It seems to me that writing is a prime example of a craft that benefits from experience and maturity. An editor - not one of mine - was once candid enough to tell me that if he had two manuscripts of equal merit submitted - one from a male in his 40s or 50s with a reasonable track record, the other from a young first-time female who looked fetching - and he could only buy one, he'd go for the newcomer because she'd be easier to sell. Fresh talent must be fostered, but I'd hate to see ageism creeping into publishing the way it has other businesses.
How do you see your work developing?
As I said, I believe writing is something that should get better the more you apply yourself to it, like developing a muscle. So I would hope to learn and improve. It really is a layers of the onion activity - it has endless potential and there's always something new to master, and aspects you can work on to hopefully make better. Like a lot of writers, I'm a kind of sociopath who can't imagine doing anything else, so in a way I've no choice other than trying to be as good at this thing as I can. As to what I write, given the opportunity I guess it'll always be in the area of the speculative and fantastical.
Does the explosion of interest in sf and fantasy - in the cinema, for instance - impact upon your work?
In some ways it does, notwithstanding that most cinema sf and fantasy still lags well behind the literature. The influence of other media is mostly on style and presentation. Films, TV, PC games and the rest have attuned people to a much brisker form of storytelling, and that tends to up the pace at which you unfold your plot. Which is no bad thing, in my opinion. My first seven or eight books were for the young adult market, and I was very conscious that all these other media are vying to attract kids, and that maybe they now have a shorter attention span than ever before. So to some extent you try to accommodate those trends, while not losing sight of the fact that books are a discrete form with their own unique mechanisms.
Do you have any ambitions in the direction of writing non-genre fiction?

### [DATASET EXTRACT]
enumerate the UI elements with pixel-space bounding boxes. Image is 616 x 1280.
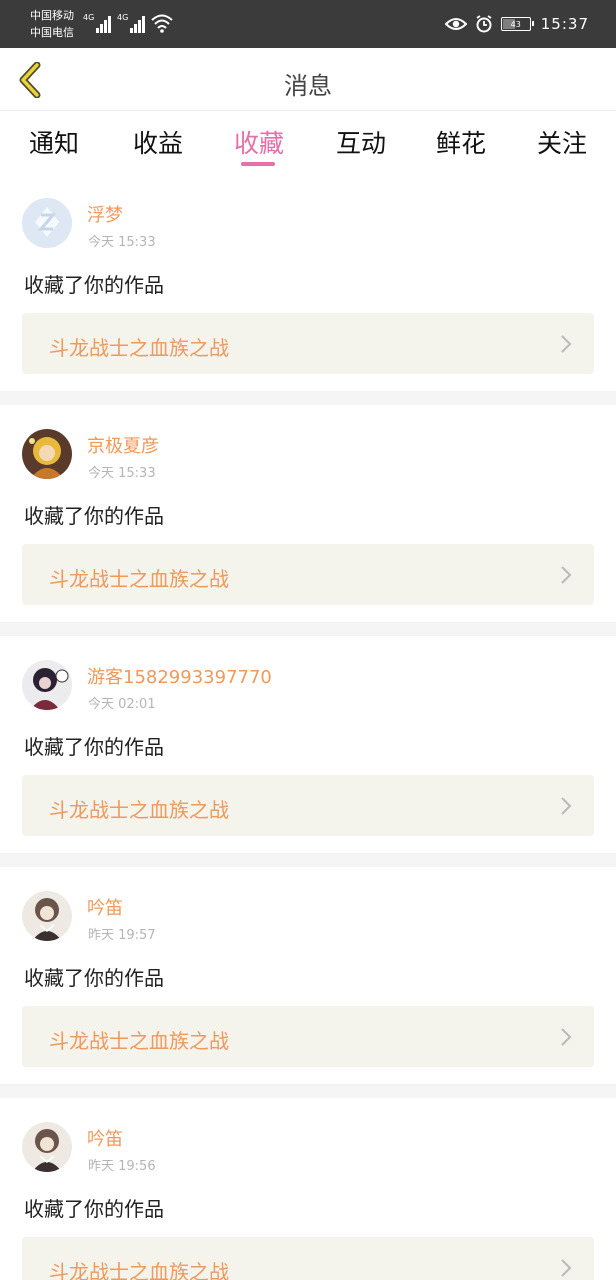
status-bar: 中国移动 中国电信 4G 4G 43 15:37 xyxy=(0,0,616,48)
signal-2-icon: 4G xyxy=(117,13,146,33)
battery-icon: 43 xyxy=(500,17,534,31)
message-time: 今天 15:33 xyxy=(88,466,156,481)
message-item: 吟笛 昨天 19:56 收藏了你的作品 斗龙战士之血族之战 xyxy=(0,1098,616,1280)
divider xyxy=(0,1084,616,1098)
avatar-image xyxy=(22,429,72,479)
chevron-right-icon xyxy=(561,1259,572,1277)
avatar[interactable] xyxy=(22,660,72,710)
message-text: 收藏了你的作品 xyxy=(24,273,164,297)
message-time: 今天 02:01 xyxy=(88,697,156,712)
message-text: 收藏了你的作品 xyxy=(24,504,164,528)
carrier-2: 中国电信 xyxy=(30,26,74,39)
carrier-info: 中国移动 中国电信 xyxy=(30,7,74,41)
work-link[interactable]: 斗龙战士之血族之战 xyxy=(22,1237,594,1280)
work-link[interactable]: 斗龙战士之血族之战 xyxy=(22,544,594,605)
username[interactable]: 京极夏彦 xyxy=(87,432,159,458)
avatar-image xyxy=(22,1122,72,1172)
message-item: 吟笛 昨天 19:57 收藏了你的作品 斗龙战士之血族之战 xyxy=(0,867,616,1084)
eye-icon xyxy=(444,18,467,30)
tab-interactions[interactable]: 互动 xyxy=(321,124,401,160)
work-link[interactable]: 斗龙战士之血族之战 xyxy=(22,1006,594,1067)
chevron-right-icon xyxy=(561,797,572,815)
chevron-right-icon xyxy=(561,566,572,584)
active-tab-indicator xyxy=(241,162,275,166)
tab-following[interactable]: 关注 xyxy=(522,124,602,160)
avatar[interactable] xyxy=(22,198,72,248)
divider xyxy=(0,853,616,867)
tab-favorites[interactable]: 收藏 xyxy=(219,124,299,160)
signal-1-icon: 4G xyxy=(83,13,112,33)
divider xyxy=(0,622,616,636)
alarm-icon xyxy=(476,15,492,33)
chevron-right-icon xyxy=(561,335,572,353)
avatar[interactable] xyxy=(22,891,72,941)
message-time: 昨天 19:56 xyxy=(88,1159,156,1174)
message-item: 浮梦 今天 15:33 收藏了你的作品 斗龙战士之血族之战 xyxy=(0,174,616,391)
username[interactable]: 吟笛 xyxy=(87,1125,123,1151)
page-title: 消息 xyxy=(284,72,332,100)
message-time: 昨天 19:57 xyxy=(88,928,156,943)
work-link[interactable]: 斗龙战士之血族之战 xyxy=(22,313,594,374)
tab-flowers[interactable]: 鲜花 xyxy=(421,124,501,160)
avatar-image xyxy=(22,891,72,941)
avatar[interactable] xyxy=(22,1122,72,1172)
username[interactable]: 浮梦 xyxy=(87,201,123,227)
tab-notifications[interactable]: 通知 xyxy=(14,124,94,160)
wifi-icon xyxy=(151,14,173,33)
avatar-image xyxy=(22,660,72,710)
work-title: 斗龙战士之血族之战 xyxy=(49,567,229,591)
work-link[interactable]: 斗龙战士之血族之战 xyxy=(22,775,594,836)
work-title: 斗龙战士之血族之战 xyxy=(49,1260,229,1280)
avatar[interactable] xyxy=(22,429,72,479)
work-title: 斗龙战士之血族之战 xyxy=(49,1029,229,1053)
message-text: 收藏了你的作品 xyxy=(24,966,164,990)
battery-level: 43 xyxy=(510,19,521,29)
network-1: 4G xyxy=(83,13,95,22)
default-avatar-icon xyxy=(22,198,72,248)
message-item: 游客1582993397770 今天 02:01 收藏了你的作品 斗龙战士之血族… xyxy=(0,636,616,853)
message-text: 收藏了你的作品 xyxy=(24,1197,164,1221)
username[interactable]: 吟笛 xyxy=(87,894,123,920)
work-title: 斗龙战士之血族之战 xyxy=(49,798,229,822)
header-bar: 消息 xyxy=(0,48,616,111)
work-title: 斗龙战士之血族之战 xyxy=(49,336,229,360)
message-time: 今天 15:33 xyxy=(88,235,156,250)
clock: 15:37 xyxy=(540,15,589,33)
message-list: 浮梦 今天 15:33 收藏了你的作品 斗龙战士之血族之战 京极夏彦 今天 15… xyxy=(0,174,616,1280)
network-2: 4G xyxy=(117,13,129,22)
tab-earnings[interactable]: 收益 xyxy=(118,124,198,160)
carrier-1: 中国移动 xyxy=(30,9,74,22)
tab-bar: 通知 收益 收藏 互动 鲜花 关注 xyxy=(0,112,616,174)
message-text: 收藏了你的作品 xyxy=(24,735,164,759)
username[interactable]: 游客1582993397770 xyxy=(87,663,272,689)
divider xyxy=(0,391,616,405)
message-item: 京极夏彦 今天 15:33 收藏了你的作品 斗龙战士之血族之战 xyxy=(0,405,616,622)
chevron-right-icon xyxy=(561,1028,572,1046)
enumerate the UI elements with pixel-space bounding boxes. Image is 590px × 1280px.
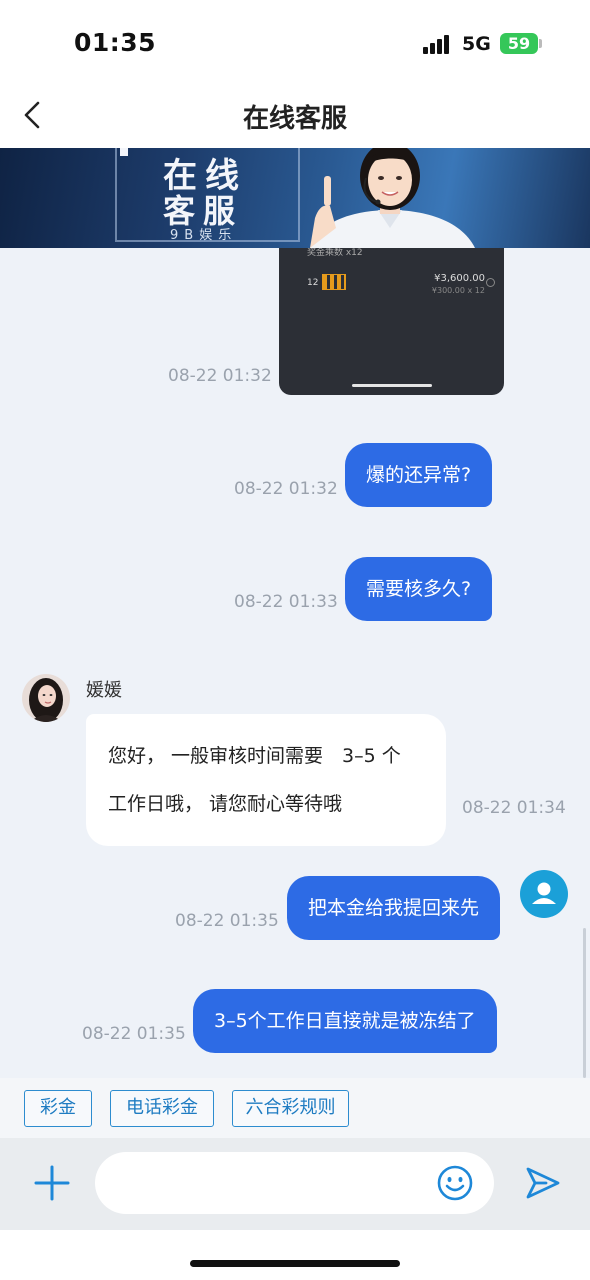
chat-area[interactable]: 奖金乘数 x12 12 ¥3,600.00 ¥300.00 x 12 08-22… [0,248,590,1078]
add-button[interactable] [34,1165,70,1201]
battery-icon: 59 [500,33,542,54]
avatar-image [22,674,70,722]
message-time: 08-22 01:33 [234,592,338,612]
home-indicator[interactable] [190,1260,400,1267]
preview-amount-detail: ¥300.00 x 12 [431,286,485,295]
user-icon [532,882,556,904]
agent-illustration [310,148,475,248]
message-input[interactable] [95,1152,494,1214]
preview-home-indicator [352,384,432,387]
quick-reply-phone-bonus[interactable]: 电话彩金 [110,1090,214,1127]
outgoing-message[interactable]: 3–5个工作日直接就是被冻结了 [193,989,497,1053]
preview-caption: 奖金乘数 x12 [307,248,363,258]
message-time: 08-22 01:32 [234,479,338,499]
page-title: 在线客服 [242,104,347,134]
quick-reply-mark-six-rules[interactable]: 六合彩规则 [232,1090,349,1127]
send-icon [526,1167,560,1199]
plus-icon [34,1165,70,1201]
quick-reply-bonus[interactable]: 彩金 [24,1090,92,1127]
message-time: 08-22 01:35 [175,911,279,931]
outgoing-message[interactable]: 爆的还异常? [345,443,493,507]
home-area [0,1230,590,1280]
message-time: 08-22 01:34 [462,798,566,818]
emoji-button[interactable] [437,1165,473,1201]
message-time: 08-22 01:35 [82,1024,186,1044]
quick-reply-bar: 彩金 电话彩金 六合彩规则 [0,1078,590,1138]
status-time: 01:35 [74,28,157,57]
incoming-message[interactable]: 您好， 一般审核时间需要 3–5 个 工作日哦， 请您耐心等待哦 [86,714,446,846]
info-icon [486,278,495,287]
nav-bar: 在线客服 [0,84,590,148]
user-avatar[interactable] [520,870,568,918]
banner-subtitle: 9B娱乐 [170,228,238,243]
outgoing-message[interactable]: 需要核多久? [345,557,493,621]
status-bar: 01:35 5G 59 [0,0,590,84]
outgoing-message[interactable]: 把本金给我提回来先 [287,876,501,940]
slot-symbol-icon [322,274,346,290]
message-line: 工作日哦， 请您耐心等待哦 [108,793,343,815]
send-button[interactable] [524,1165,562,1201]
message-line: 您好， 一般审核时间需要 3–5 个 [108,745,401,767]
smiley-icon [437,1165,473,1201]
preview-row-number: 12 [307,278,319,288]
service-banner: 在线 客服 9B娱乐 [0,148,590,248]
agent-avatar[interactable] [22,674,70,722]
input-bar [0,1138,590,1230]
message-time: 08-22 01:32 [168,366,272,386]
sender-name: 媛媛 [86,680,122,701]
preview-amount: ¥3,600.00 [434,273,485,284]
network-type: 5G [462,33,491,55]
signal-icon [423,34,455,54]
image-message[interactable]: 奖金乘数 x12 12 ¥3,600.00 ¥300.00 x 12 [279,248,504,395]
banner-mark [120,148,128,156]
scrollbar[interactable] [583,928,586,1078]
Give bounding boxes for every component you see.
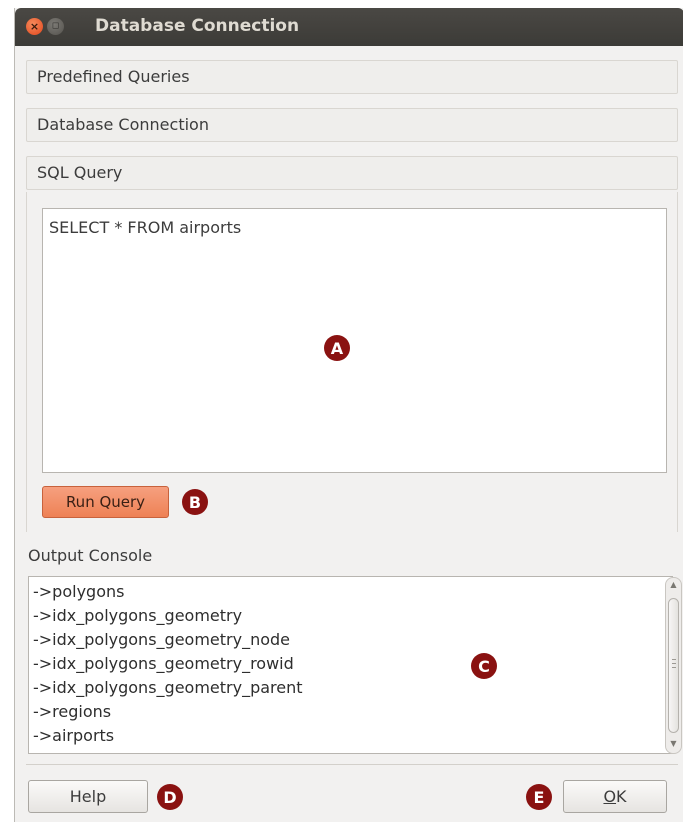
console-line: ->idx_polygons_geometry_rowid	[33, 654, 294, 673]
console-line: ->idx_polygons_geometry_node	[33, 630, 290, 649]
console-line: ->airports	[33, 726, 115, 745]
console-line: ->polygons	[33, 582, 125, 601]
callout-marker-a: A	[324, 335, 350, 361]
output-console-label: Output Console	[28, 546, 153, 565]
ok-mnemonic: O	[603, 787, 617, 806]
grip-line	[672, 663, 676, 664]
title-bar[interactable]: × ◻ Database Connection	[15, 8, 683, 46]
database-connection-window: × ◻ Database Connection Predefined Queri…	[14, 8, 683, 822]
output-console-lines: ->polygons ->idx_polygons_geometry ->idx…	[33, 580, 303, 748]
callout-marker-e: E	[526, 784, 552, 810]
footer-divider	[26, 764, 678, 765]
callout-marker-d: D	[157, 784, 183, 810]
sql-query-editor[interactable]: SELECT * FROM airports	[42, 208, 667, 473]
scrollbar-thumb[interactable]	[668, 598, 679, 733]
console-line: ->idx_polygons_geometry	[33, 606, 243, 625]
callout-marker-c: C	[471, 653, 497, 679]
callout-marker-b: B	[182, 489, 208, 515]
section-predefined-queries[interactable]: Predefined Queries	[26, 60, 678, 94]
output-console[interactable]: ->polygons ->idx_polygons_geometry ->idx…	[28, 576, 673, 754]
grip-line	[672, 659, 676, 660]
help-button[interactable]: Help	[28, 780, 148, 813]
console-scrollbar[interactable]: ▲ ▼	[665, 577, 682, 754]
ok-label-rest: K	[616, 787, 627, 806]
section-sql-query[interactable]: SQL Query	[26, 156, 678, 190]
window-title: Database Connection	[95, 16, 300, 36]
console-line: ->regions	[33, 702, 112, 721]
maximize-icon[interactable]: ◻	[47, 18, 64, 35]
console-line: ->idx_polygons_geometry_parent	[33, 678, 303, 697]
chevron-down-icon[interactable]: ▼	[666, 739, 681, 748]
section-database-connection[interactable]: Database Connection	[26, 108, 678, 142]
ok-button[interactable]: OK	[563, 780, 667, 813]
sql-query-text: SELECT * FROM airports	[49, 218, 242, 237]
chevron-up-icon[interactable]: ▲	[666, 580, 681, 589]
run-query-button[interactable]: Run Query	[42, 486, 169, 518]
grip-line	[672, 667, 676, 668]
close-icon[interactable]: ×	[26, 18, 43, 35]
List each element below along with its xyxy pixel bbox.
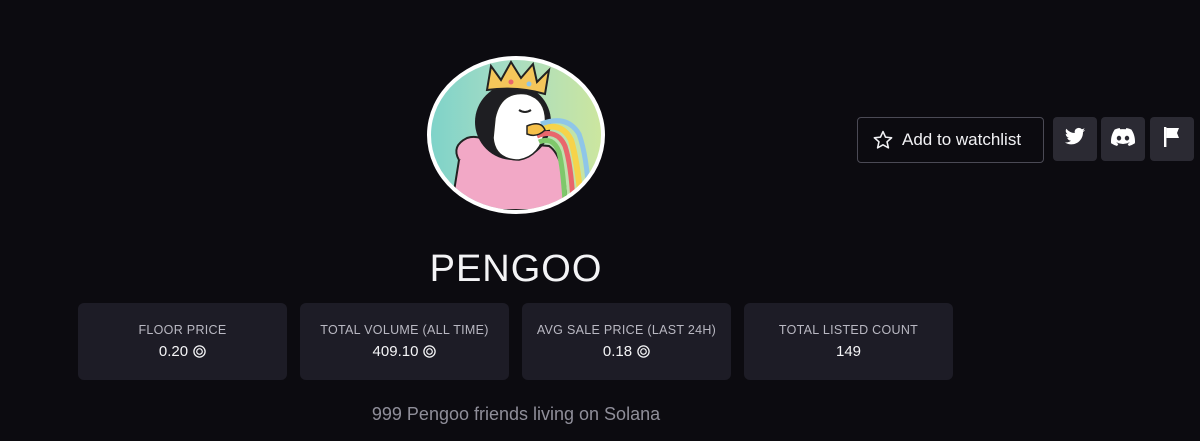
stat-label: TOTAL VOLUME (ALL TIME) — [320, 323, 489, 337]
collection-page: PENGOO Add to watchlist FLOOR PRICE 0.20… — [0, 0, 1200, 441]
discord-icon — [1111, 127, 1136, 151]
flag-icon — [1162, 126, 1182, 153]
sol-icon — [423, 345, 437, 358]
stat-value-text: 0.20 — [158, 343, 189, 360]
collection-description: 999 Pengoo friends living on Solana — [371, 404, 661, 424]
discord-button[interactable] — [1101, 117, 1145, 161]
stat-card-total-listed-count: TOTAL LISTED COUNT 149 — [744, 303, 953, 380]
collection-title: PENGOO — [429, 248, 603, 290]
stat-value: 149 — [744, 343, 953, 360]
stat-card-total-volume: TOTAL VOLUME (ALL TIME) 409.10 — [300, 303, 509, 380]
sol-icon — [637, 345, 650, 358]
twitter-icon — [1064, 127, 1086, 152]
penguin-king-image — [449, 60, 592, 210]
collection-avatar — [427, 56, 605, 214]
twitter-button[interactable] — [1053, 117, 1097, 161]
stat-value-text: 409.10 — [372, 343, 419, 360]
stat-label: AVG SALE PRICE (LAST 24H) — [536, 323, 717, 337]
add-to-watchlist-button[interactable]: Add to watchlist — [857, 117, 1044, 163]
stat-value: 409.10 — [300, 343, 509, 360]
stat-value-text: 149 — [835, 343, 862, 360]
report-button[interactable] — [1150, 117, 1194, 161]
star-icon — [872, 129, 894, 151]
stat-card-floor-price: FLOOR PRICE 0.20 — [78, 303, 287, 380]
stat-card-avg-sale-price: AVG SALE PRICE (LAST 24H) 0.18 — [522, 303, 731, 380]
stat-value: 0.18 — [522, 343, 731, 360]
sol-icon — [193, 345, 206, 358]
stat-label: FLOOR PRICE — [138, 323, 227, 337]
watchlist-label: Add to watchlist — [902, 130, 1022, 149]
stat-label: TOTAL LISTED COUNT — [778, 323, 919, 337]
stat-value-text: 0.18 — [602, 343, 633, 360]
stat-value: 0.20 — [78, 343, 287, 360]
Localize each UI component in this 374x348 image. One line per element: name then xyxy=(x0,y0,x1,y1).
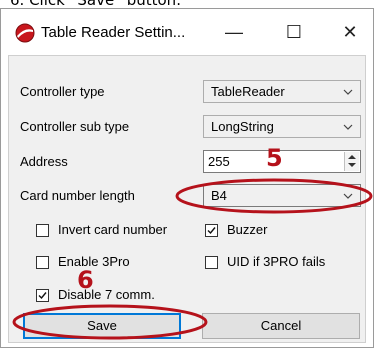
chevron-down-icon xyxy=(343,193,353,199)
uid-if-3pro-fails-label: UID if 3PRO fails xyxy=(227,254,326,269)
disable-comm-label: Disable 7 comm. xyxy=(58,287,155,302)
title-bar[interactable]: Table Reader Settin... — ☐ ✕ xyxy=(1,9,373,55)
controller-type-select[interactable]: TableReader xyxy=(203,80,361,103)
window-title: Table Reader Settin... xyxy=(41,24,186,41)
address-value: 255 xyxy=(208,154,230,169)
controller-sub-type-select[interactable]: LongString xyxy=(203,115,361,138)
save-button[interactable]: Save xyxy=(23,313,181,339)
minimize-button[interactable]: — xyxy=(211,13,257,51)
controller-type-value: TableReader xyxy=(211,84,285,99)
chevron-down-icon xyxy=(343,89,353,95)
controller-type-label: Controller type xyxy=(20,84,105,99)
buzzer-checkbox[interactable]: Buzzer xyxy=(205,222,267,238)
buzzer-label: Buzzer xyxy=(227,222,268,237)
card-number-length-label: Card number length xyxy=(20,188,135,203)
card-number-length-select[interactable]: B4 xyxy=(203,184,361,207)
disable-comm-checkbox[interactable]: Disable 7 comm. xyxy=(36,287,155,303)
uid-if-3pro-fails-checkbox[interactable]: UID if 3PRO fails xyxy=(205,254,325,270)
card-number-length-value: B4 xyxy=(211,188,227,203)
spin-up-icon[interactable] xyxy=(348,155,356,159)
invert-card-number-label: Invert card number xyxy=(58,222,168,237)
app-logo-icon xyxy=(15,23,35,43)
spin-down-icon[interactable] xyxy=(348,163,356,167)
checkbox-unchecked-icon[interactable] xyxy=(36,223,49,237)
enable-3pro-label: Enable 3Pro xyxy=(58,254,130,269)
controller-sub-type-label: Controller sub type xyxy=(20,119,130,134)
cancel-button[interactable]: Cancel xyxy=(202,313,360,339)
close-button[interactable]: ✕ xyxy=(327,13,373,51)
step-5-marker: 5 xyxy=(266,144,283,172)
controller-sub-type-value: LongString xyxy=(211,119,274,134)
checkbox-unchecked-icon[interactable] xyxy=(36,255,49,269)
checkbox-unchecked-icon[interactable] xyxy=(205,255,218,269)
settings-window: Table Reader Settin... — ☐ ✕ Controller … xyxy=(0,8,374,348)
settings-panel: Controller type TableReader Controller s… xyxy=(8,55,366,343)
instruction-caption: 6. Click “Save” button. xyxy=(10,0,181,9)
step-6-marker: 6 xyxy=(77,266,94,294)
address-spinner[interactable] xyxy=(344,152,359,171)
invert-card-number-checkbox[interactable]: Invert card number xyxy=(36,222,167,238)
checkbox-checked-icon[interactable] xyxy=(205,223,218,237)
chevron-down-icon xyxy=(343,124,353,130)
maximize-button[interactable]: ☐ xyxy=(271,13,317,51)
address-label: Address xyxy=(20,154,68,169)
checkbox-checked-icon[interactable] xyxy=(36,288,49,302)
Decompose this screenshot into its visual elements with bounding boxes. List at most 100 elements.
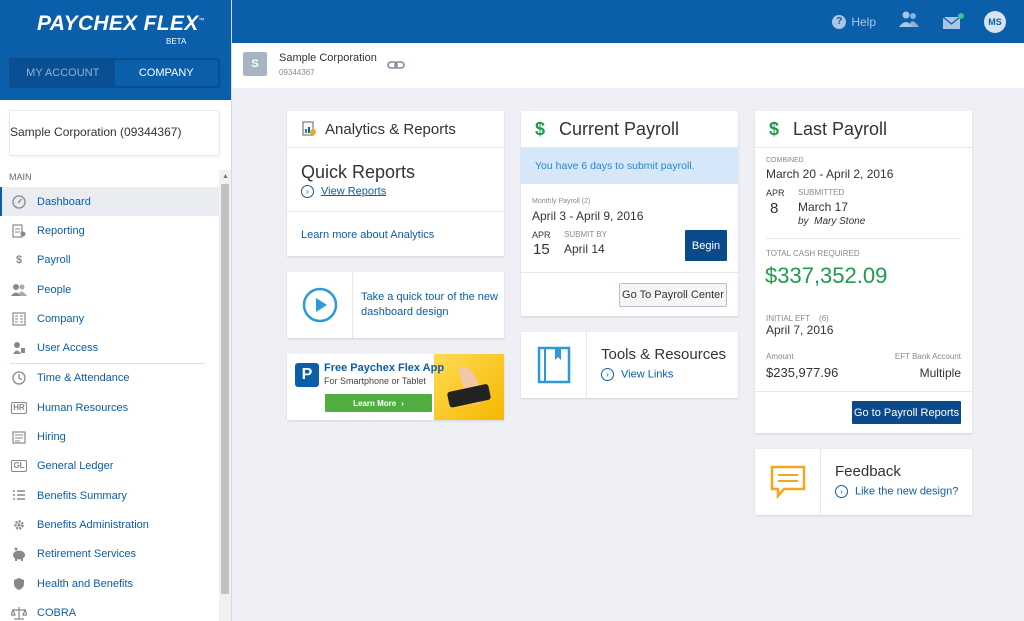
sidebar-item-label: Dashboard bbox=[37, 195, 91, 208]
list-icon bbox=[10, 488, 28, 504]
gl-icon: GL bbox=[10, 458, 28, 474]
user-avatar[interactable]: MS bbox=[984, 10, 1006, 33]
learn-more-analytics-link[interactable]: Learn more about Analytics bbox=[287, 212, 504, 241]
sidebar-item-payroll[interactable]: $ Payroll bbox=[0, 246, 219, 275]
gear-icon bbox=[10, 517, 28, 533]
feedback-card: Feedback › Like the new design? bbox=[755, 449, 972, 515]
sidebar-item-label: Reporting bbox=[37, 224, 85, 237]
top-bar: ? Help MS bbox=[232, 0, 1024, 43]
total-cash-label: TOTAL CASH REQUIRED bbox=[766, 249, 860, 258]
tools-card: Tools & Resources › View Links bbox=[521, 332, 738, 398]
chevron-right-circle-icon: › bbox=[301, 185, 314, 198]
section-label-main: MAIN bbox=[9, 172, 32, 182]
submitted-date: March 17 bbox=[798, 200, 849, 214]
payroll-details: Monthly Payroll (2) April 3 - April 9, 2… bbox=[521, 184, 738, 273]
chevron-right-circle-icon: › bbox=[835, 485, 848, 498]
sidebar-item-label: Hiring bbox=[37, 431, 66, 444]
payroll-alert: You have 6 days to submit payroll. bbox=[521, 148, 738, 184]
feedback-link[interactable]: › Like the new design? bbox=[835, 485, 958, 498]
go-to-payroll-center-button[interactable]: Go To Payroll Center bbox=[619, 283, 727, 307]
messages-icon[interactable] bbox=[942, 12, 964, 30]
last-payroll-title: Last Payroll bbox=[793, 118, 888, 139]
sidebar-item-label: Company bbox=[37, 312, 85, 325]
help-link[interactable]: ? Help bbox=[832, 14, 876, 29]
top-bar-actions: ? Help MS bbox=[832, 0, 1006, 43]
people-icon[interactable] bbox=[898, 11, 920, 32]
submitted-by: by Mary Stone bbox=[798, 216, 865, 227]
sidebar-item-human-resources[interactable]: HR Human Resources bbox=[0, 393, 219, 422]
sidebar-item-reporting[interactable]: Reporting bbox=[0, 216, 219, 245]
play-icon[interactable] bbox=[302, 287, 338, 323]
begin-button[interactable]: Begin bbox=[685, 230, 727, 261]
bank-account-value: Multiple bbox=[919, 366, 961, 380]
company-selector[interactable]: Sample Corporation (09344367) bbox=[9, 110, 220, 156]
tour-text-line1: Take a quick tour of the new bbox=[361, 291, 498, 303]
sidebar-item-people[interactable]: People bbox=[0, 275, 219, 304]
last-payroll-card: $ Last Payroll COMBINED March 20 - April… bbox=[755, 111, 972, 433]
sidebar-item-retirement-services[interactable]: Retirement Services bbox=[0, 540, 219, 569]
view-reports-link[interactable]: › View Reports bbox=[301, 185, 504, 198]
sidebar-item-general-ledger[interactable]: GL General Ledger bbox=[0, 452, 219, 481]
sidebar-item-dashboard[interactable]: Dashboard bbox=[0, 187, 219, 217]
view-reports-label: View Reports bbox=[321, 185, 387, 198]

### [REQUIREMENTS]
Answer these questions about the interview on writing:
1. Given two manuscripts of equal merit, which one did the editor say he would buy?
2. What does the interviewee compare getting better at writing to?
3. For which market were the interviewee's first seven or eight books written?

### [TASK RESULT]
1. The one from the young first-time female, because she'd be easier to sell.
2. Developing a muscle.
3. The young adult market.